§ WHAT THIS TASK INVOLVES
Reproduce the data exactly and drop any pictures it holds.
==== RAW DATA ====
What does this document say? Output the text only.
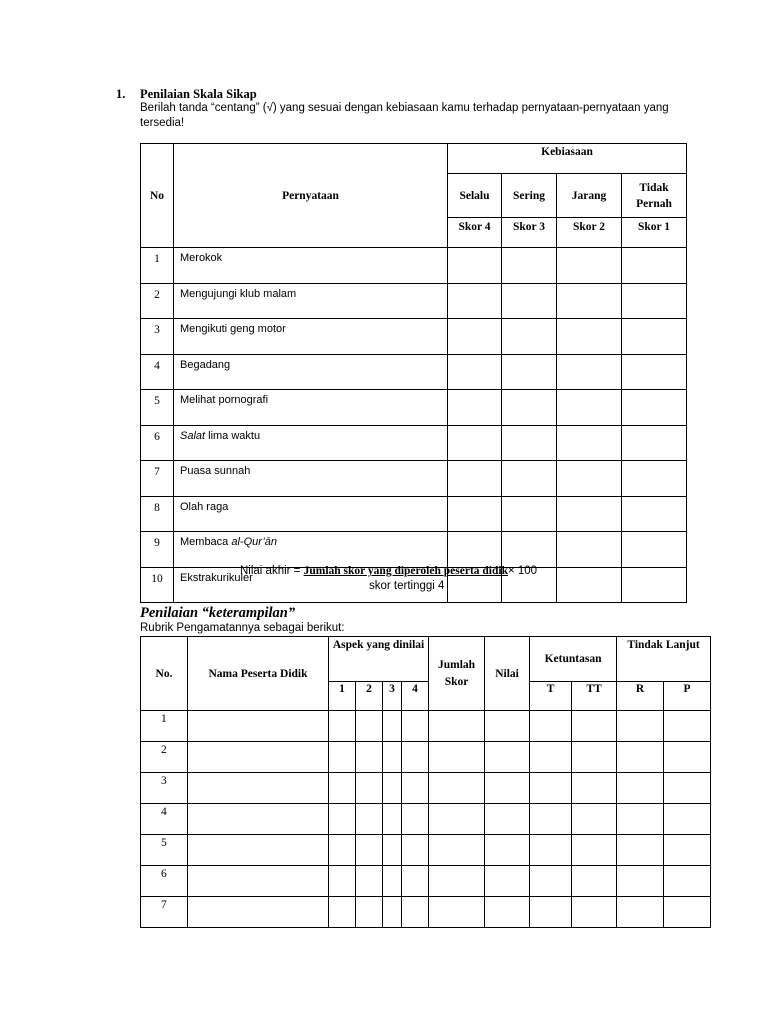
1. Penilaian Skala Sikap
Berilah tanda “centang” (√) yang sesuai dengan kebiasaan kamu terhadap pernyataan-pernyataan yang
tersedia!
No	Pernyataan	Kebiasaan			
		Selalu	Sering	Jarang	Tidak Pernah
		Skor 4	Skor 3	Skor 2	Skor 1
1	Merokok				
2	Mengujungi klub malam				
3	Mengikuti geng motor				
4	Begadang				
5	Melihat pornografi				
6	Salat lima waktu				
7	Puasa sunnah				
8	Olah raga				
9	Membaca al-Qur’ān				
10	Ekstrakurikuler				
Nilai akhir = Jumlah skor yang diperoleh peserta didik× 100
skor tertinggi 4
Penilaian “keterampilan”
Rubrik Pengamatannya sebagai berikut:
No.	Nama Peserta Didik	Aspek yang dinilai				Jumlah Skor	Nilai	Ketuntasan		Tindak Lanjut	
		1	2	3	4			T	TT	R	P
1											
2											
3											
4											
5											
6											
7											
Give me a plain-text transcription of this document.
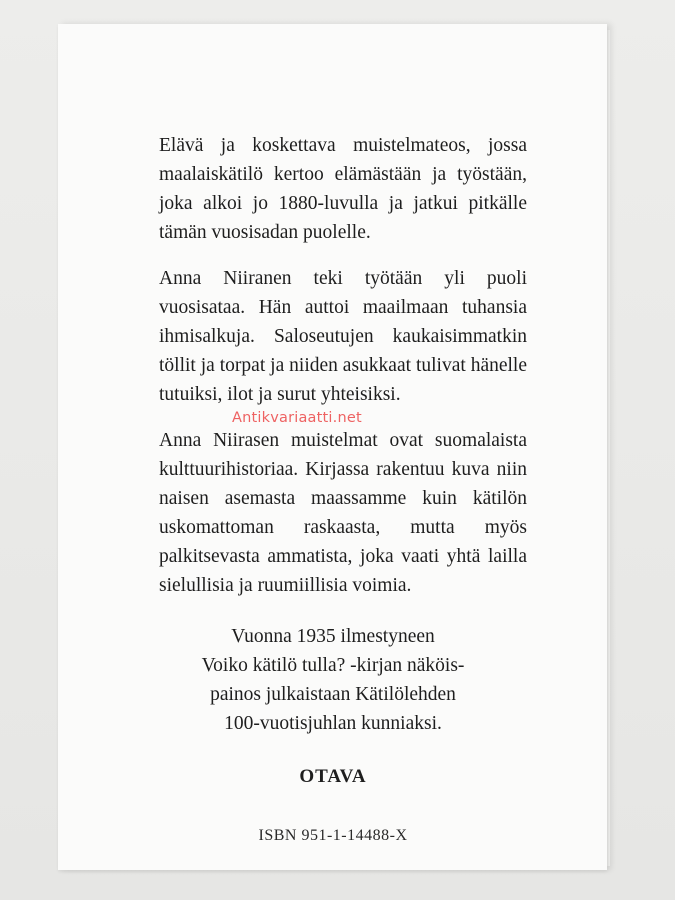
Elävä ja koskettava muistelmateos, jossa maalaiskätilö kertoo elämästään ja työstään, joka alkoi jo 1880-luvulla ja jatkui pitkälle tämän vuosisadan puolelle.

Anna Niiranen teki työtään yli puoli vuosisataa. Hän auttoi maailmaan tuhansia ihmisalkuja. Saloseutujen kaukaisimmatkin töllit ja torpat ja niiden asukkaat tulivat hänelle tutuiksi, ilot ja surut yhteisiksi.

Anna Niirasen muistelmat ovat suomalaista kulttuurihistoriaa. Kirjassa rakentuu kuva niin naisen asemasta maassamme kuin kätilön uskomattoman raskaasta, mutta myös palkitsevasta ammatista, joka vaati yhtä lailla sielullisia ja ruumiillisia voimia.

Vuonna 1935 ilmestyneen
Voiko kätilö tulla? -kirjan näköis-
painos julkaistaan Kätilölehden
100-vuotisjuhlan kunniaksi.
OTAVA
ISBN 951-1-14488-X
Antikvariaatti.net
====
§ TASK OUTPUT
What does this document say? Output the text only.
1. Penilaian Skala Sikap
Berilah tanda “centang” (√) yang sesuai dengan kebiasaan kamu terhadap pernyataan-pernyataan yang
tersedia!
No	Pernyataan	Kebiasaan			
		Selalu	Sering	Jarang	Tidak Pernah
		Skor 4	Skor 3	Skor 2	Skor 1
1	Merokok				
2	Mengujungi klub malam				
3	Mengikuti geng motor				
4	Begadang				
5	Melihat pornografi				
6	Salat lima waktu				
7	Puasa sunnah				
8	Olah raga				
9	Membaca al-Qur’ān				
10	Ekstrakurikuler				
Nilai akhir = Jumlah skor yang diperoleh peserta didik× 100
skor tertinggi 4
Penilaian “keterampilan”
Rubrik Pengamatannya sebagai berikut:
No.	Nama Peserta Didik	Aspek yang dinilai				Jumlah Skor	Nilai	Ketuntasan		Tindak Lanjut	
		1	2	3	4			T	TT	R	P
1											
2											
3											
4											
5											
6											
7											
Give me a plain-text transcription of this document.
Elävä ja koskettava muistelmateos, jossa maalaiskätilö kertoo elämästään ja työstään, joka alkoi jo 1880-luvulla ja jatkui pitkälle tämän vuosisadan puolelle.

Anna Niiranen teki työtään yli puoli vuosisataa. Hän auttoi maailmaan tuhansia ihmisalkuja. Saloseutujen kaukaisimmatkin töllit ja torpat ja niiden asukkaat tulivat hänelle tutuiksi, ilot ja surut yhteisiksi.

Anna Niirasen muistelmat ovat suomalaista kulttuurihistoriaa. Kirjassa rakentuu kuva niin naisen asemasta maassamme kuin kätilön uskomattoman raskaasta, mutta myös palkitsevasta ammatista, joka vaati yhtä lailla sielullisia ja ruumiillisia voimia.

Vuonna 1935 ilmestyneen
Voiko kätilö tulla? -kirjan näköis-
painos julkaistaan Kätilölehden
100-vuotisjuhlan kunniaksi.
OTAVA
ISBN 951-1-14488-X
Antikvariaatti.net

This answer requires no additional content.